• [DIRECTIVE] Look through the material and copy each line holding "JSON".

• [Collected data entries]
┏━━

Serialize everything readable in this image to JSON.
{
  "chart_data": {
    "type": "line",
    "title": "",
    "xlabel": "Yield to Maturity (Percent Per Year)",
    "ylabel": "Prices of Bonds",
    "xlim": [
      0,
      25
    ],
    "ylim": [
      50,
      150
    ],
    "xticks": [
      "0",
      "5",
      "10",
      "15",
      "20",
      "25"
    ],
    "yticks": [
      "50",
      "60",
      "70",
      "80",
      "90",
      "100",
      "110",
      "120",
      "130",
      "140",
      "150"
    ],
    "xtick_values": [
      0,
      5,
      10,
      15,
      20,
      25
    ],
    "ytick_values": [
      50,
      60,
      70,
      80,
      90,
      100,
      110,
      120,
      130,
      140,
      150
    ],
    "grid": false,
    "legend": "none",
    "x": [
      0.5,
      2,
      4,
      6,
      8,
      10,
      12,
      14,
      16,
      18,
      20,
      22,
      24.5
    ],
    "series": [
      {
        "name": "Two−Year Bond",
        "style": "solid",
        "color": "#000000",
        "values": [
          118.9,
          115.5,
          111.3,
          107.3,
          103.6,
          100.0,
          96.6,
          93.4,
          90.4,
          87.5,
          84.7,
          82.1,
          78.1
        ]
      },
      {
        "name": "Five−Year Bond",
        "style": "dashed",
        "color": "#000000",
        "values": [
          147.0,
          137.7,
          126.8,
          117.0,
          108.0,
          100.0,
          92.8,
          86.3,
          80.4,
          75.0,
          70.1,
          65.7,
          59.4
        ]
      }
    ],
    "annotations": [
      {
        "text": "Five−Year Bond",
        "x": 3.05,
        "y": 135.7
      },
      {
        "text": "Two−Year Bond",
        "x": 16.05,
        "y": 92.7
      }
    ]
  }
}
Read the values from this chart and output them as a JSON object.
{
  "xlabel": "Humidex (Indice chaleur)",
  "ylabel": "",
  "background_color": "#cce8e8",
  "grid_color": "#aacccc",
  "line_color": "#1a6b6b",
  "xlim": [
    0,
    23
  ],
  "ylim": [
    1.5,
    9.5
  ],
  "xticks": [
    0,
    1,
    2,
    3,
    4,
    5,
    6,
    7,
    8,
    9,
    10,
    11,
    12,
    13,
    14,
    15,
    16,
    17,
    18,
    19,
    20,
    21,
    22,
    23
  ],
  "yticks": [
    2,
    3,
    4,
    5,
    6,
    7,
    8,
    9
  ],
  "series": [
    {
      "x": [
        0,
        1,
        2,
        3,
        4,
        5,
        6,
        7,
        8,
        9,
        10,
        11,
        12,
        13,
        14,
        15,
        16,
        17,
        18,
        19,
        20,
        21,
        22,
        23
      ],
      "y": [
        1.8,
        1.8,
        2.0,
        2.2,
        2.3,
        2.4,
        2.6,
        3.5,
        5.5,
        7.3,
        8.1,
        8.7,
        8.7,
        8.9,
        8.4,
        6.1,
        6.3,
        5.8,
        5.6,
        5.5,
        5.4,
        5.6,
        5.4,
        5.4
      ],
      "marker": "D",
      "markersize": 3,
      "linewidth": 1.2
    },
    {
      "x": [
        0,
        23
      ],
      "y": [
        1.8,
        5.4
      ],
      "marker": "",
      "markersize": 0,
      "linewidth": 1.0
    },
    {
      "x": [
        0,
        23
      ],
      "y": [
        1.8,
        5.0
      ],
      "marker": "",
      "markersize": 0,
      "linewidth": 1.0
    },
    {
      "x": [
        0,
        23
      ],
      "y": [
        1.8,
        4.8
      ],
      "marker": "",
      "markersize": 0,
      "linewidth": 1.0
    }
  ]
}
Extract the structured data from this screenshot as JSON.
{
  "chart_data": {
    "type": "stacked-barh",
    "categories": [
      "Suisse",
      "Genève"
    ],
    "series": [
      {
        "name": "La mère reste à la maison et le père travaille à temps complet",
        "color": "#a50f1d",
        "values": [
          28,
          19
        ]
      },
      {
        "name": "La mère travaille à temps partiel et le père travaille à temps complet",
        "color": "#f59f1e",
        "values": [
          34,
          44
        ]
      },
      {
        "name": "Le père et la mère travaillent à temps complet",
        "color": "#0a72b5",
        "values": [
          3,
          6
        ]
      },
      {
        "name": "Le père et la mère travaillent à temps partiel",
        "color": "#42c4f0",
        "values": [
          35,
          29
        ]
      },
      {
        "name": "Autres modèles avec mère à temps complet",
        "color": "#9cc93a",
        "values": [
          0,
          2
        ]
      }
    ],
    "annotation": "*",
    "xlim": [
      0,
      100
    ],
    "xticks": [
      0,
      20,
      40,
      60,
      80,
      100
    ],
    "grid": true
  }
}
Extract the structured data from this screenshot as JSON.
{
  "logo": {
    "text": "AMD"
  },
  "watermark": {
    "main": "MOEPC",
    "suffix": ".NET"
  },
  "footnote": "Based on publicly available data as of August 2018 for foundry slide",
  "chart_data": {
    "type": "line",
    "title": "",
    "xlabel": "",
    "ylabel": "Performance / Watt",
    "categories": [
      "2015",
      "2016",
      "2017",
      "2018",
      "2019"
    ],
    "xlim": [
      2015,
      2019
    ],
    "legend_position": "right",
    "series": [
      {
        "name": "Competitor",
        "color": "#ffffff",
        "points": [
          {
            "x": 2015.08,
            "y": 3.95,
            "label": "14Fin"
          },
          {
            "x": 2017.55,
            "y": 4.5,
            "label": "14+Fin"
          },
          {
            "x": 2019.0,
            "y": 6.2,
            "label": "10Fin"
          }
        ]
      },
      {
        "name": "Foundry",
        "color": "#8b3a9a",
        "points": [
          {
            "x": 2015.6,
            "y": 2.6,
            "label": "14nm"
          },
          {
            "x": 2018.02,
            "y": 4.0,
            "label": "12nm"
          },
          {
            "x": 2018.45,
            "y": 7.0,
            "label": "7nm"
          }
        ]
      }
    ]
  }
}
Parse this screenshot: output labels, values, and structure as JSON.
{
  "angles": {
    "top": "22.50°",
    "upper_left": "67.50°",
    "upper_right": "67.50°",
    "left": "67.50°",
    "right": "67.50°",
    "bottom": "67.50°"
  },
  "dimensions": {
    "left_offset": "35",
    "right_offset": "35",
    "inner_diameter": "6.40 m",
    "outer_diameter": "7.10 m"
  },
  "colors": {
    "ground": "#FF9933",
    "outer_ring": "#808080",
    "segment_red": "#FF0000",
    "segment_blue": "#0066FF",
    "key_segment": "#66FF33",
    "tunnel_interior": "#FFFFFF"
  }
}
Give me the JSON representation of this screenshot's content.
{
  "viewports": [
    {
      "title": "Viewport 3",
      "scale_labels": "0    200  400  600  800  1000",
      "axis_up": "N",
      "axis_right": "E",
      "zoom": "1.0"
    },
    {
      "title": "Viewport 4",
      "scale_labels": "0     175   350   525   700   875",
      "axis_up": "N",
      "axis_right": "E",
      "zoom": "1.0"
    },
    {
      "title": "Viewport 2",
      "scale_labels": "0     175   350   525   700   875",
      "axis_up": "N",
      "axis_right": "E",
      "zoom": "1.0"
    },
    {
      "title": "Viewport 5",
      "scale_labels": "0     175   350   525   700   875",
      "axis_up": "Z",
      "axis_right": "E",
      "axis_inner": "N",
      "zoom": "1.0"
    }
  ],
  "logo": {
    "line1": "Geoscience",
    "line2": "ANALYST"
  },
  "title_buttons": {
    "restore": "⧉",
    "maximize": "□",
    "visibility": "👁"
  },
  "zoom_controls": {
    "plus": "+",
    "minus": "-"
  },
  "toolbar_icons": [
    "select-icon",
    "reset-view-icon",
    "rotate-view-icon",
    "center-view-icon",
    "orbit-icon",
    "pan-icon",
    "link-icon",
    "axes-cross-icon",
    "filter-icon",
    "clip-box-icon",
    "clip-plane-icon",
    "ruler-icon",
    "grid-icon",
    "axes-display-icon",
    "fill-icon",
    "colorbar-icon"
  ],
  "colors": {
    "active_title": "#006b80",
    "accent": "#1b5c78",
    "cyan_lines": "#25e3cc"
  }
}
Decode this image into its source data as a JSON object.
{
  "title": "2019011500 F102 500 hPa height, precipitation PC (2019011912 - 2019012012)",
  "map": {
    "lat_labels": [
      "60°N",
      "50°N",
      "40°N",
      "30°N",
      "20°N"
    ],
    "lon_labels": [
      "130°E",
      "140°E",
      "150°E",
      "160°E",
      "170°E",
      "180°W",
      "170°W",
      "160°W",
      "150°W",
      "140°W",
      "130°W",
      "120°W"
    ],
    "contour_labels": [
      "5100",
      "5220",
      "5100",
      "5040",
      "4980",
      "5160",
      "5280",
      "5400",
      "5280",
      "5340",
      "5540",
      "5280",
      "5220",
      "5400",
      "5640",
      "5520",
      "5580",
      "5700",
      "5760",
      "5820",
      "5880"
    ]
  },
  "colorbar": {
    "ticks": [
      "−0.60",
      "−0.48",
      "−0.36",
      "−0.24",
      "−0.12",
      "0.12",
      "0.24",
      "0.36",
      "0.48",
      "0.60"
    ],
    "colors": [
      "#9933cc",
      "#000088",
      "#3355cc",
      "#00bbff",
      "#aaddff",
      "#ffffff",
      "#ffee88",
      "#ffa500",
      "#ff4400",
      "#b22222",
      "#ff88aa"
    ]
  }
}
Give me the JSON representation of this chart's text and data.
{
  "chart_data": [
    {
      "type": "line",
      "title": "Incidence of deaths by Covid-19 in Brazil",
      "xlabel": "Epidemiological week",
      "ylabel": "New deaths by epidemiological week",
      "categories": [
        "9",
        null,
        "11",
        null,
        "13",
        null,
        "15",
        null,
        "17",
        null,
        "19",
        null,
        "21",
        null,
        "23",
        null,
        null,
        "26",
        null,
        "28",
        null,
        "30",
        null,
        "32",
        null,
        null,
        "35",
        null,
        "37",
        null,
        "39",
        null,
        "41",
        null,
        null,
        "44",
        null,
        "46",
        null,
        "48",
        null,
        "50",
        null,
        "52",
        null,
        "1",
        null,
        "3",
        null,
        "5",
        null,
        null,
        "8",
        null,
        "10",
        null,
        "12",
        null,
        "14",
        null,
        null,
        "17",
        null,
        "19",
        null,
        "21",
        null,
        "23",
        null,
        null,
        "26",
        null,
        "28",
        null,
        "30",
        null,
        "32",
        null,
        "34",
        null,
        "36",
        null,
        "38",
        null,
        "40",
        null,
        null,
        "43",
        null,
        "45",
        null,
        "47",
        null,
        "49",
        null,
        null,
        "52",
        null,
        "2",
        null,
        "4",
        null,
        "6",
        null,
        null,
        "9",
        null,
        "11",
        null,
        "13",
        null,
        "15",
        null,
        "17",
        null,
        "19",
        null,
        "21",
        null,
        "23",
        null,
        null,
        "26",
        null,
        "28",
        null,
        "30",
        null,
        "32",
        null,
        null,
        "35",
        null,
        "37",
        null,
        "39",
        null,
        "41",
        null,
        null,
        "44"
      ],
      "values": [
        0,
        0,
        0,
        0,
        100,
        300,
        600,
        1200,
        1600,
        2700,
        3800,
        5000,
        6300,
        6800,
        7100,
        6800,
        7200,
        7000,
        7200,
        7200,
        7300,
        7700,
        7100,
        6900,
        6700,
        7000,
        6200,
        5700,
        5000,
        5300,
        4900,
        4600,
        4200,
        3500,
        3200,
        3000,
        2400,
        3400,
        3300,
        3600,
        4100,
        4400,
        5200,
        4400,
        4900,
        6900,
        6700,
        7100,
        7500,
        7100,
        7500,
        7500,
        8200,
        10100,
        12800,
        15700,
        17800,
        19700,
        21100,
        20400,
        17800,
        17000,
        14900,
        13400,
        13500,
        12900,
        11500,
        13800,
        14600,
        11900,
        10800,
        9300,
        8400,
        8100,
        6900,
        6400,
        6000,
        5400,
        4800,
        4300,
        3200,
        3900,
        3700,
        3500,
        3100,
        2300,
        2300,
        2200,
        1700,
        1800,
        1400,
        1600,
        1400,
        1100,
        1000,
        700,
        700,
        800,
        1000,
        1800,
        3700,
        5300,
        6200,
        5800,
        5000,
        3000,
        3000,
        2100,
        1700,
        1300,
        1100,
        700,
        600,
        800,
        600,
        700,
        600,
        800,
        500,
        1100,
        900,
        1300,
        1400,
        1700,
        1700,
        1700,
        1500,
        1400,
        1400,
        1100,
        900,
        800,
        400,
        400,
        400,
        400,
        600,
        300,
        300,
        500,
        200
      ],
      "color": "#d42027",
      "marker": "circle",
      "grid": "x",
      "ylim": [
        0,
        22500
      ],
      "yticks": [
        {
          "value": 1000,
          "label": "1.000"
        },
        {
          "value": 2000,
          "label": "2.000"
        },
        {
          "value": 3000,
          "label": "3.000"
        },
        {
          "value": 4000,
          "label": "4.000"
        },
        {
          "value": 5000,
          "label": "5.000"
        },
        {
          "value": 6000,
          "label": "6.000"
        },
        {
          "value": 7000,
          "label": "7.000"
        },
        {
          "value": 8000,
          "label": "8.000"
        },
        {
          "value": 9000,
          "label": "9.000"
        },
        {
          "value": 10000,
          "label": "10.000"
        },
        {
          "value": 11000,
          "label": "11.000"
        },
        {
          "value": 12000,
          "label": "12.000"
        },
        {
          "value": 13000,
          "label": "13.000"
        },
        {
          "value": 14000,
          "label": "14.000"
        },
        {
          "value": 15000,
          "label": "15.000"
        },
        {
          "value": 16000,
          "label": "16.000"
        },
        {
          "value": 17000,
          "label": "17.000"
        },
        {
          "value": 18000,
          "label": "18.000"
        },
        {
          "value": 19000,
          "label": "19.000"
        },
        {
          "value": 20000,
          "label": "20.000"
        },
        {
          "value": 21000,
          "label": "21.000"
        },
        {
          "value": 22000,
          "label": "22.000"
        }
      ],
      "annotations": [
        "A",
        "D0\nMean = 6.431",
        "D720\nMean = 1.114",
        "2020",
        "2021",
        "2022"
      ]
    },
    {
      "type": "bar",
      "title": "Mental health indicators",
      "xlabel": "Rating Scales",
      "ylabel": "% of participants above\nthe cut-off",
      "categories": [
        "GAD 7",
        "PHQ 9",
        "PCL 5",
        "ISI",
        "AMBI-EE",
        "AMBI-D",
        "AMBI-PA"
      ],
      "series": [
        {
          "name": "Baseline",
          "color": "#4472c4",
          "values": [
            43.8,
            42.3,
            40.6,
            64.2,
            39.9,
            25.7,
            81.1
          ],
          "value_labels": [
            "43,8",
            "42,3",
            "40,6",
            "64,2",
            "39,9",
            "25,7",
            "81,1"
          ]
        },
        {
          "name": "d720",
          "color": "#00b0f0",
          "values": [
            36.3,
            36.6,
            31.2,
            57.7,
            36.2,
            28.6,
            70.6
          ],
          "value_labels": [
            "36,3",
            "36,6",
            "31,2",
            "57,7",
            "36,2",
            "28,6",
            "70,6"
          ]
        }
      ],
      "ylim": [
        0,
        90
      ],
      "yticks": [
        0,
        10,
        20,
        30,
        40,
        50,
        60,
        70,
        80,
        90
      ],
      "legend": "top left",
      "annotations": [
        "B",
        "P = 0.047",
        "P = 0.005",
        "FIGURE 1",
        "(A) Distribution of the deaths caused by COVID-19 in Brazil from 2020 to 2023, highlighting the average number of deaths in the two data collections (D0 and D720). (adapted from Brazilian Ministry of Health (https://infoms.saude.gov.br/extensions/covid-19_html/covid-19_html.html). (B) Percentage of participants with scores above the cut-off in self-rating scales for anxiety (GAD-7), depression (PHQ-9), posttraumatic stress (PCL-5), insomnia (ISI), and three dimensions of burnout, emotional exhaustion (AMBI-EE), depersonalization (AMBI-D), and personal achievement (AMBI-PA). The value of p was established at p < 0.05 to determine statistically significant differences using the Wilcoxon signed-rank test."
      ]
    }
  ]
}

┗━━

• [SOLUTION]
Serialize everything readable in this image to JSON.
Read the values from this chart and output them as a JSON object.
Extract the structured data from this screenshot as JSON.
Extract the structured data from this screenshot as JSON.
Parse this screenshot: output labels, values, and structure as JSON.
Give me the JSON representation of this screenshot's content.
Decode this image into its source data as a JSON object.
Give me the JSON representation of this chart's text and data.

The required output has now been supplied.